#### [Problem]
Can you copy the part of the material that opens with the line containing "page-number: EV-21 — [847, 870, 888, 887]" and closes with the line containing "inset-selector-lever — [268, 516, 368, 606]", both ends included, reproducing each line precisely?

(Image element box records)
* * * * *

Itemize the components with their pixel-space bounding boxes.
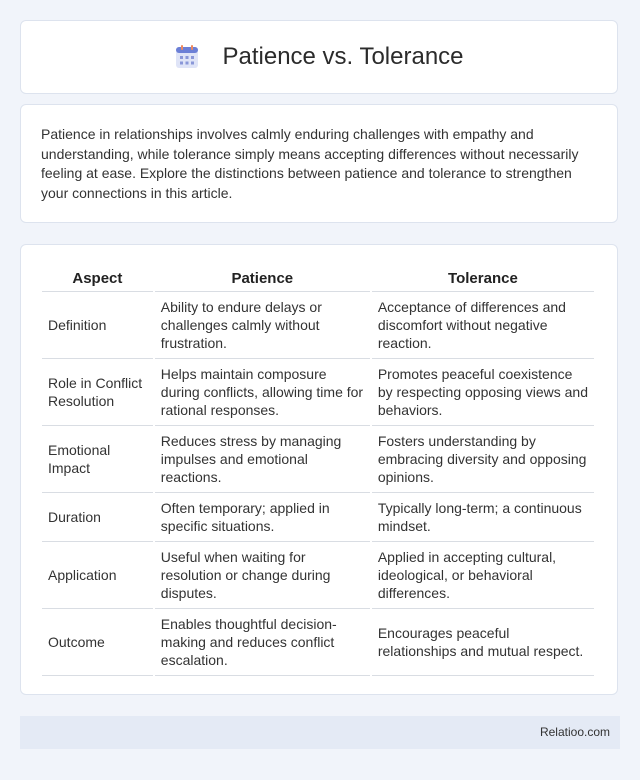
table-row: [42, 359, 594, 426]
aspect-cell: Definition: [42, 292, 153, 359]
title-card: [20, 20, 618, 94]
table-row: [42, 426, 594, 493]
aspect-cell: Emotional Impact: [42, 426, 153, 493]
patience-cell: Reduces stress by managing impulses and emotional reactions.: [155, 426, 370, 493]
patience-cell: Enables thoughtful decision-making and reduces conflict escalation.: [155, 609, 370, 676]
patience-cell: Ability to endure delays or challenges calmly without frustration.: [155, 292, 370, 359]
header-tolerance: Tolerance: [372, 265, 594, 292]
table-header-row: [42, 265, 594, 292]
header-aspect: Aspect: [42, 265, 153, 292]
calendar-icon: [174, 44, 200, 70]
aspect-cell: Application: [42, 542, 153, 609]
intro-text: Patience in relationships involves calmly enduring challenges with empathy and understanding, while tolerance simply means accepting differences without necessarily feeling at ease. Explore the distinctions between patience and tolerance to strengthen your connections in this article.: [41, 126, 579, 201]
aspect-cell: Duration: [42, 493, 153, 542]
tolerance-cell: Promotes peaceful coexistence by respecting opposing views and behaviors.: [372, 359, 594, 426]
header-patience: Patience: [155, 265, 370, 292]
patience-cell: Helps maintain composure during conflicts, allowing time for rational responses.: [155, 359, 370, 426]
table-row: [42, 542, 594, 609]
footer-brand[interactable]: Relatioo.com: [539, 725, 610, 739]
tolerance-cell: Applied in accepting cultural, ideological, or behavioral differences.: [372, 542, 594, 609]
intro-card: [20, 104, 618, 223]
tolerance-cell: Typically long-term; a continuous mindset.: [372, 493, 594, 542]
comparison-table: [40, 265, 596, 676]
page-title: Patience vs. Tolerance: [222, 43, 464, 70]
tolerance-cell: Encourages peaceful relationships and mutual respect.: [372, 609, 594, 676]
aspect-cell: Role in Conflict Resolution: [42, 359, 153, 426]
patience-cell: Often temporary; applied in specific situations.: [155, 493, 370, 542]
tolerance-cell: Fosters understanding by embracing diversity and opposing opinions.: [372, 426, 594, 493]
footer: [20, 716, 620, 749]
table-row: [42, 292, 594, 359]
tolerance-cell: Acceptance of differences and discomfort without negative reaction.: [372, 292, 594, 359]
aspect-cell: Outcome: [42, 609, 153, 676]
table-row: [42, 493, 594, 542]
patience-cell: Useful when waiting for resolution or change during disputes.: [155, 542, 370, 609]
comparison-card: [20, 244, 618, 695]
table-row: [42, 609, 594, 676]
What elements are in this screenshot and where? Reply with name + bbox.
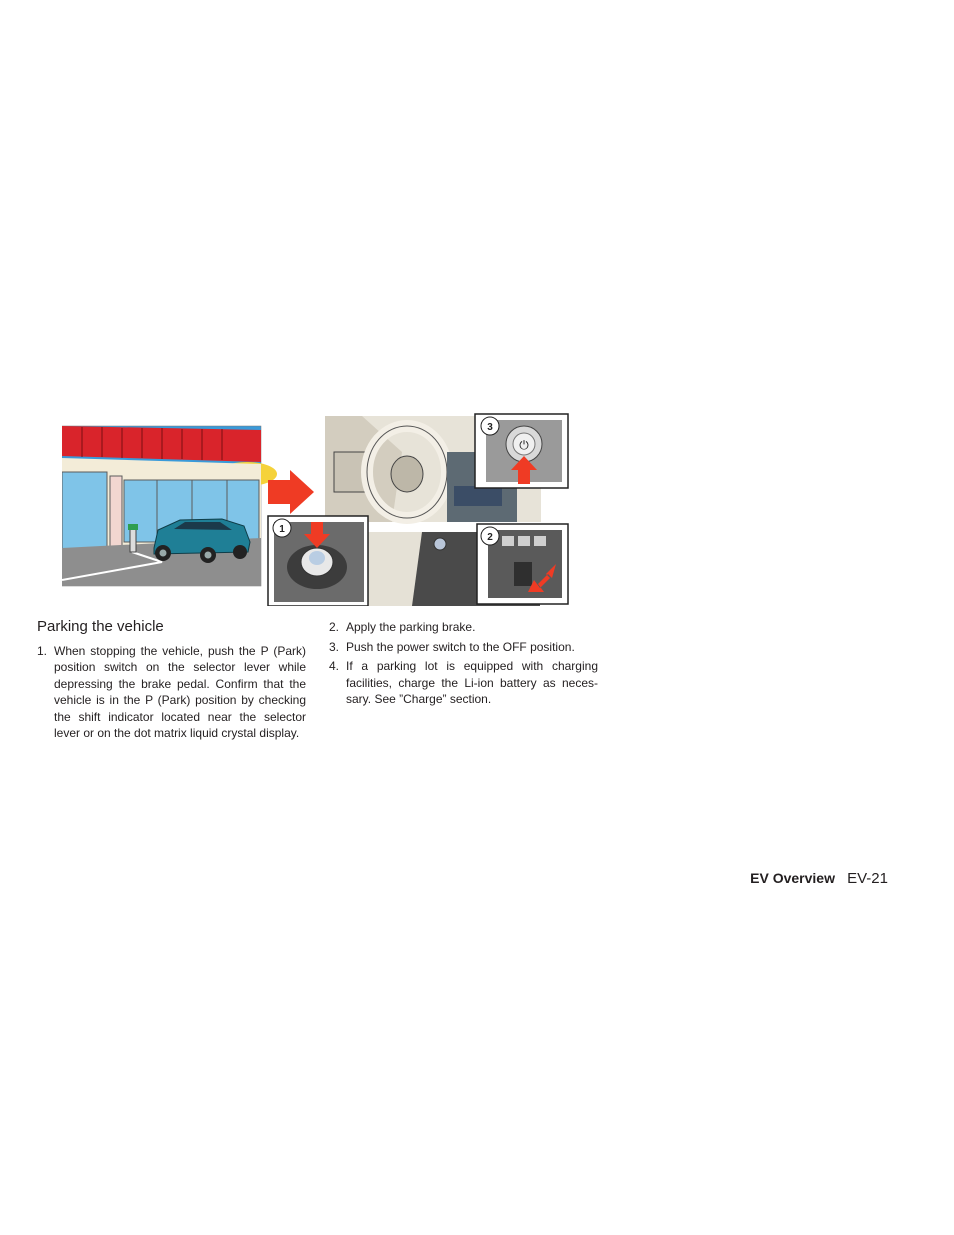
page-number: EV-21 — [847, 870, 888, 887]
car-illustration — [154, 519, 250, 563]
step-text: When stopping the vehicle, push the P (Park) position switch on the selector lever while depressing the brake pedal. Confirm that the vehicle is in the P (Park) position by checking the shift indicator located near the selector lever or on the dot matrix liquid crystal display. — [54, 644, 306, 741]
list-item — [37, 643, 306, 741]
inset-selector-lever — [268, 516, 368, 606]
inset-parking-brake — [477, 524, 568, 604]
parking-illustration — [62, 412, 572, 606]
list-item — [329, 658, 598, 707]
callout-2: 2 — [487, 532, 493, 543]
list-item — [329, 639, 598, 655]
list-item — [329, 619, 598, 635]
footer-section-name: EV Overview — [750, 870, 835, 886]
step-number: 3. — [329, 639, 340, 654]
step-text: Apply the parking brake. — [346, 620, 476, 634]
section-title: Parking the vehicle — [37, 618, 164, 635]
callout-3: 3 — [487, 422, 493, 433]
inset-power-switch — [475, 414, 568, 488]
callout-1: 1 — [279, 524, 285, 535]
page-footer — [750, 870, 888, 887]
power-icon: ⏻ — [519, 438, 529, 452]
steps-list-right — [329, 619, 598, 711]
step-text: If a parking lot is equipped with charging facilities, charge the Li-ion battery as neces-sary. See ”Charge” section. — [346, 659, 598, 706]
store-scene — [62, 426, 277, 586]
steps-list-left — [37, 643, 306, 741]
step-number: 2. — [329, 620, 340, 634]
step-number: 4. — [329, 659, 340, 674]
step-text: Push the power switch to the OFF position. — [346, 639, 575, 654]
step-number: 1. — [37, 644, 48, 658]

* * * * *

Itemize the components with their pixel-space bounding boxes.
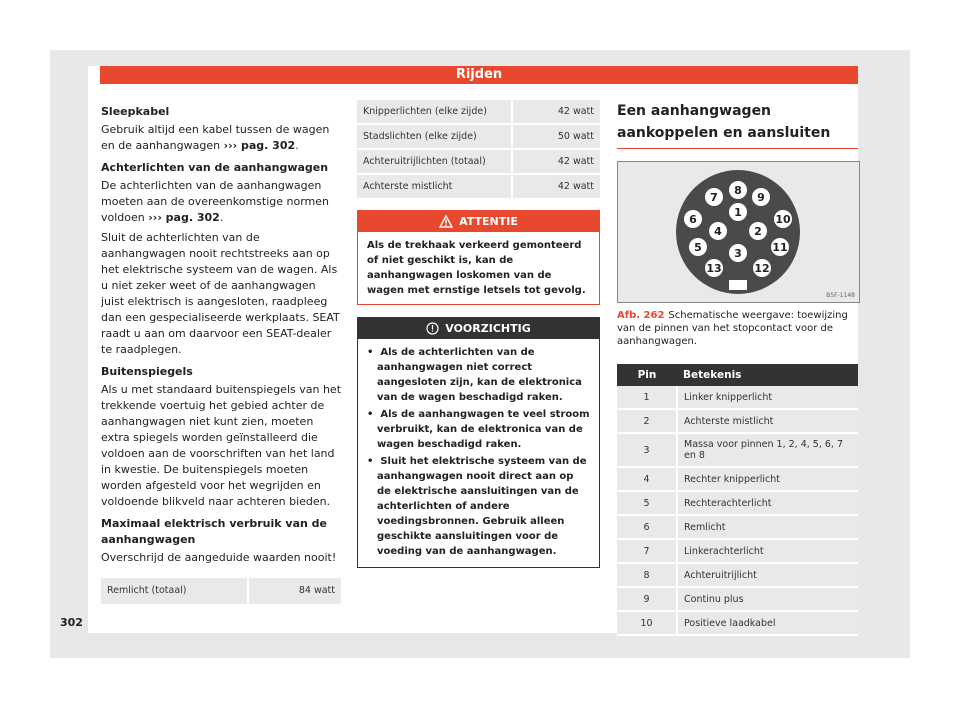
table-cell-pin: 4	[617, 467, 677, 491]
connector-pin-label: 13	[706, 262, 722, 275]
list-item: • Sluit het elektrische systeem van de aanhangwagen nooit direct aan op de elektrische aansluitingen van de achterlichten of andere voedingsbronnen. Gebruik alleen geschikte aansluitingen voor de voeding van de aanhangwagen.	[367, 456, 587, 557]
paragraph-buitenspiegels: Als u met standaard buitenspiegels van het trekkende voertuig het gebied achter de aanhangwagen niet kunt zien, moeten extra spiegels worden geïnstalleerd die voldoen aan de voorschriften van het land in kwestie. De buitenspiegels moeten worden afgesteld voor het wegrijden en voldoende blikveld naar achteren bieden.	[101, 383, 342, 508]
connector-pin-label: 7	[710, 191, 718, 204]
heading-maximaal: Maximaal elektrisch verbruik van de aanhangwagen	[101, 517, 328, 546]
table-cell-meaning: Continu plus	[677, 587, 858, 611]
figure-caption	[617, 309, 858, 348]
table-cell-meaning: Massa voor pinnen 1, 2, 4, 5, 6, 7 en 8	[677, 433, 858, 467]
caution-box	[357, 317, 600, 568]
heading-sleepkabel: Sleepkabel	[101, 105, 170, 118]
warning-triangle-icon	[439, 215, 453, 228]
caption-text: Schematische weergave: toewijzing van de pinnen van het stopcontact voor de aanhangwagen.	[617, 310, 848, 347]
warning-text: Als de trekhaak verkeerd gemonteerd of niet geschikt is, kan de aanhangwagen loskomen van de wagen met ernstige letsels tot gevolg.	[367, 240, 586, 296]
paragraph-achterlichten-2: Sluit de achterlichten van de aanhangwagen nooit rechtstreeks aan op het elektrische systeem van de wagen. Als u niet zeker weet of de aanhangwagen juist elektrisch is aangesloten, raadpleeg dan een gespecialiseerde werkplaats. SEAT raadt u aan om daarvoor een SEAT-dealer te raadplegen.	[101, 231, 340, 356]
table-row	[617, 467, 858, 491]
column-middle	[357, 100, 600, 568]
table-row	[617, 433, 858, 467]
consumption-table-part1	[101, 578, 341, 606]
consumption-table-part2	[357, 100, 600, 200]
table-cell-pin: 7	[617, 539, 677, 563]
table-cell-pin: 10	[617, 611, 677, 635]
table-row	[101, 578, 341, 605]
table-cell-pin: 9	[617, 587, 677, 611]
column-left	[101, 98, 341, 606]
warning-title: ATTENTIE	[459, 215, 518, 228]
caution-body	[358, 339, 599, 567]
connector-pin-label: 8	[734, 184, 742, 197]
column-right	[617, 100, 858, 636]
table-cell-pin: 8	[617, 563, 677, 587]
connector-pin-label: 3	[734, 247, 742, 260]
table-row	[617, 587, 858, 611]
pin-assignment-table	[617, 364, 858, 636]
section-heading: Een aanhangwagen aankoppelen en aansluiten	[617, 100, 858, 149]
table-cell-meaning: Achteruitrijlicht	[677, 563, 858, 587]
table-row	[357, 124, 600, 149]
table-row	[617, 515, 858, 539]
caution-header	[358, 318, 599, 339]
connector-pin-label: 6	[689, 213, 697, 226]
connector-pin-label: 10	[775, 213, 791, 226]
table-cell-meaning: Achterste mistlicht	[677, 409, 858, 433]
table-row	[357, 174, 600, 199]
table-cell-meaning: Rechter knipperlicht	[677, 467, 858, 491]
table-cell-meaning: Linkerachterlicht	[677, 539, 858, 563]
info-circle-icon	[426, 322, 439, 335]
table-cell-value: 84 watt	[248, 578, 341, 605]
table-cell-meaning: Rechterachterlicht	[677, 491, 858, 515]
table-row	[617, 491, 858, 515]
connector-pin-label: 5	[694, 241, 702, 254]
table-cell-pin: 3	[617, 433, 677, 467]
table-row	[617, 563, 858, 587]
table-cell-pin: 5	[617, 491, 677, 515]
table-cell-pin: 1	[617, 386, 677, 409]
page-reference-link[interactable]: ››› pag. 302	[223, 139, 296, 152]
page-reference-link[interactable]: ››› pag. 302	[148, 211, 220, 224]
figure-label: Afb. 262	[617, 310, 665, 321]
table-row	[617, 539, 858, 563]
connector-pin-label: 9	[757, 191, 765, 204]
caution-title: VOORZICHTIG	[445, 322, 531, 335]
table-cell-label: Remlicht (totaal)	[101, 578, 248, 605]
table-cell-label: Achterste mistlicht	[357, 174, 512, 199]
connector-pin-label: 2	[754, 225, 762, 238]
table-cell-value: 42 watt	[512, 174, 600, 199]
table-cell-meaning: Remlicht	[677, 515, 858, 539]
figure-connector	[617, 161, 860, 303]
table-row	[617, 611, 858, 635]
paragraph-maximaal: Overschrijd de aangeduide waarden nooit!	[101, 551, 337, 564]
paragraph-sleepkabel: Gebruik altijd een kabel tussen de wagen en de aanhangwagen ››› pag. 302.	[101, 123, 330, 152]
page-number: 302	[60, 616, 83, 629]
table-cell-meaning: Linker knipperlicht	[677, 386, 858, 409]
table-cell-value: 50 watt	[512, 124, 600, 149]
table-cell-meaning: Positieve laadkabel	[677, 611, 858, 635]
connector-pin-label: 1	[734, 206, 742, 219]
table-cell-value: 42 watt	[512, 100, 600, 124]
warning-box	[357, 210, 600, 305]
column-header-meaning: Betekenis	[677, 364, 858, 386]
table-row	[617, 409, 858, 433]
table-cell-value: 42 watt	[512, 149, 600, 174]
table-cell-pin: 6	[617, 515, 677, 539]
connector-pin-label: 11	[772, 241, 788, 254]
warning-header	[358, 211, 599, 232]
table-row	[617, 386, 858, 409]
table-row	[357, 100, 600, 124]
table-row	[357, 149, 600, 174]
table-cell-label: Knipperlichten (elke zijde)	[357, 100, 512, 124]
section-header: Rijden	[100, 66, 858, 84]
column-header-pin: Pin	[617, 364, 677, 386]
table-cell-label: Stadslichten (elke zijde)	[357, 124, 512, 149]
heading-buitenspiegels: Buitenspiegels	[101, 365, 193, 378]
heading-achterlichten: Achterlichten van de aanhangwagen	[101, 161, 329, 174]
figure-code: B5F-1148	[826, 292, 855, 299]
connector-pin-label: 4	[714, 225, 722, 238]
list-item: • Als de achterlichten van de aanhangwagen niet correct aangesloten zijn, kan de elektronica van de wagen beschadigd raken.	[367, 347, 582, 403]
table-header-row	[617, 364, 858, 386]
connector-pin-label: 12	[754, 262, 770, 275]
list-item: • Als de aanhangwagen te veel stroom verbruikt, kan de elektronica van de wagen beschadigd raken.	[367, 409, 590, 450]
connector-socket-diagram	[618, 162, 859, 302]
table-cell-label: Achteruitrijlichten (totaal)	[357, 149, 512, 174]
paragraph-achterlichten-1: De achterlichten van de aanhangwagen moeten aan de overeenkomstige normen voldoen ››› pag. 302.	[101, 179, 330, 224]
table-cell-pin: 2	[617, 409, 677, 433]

* * * * *

#### [Output]
page-number: EV-21 — [847, 870, 888, 887]
car-illustration — [154, 519, 250, 563]
step-text: When stopping the vehicle, push the P (Park) position switch on the selector lever while depressing the brake pedal. Confirm that the vehicle is in the P (Park) position by checking the shift indicator located near the selector lever or on the dot matrix liquid crystal display. — [54, 644, 306, 741]
list-item — [37, 643, 306, 741]
inset-selector-lever — [268, 516, 368, 606]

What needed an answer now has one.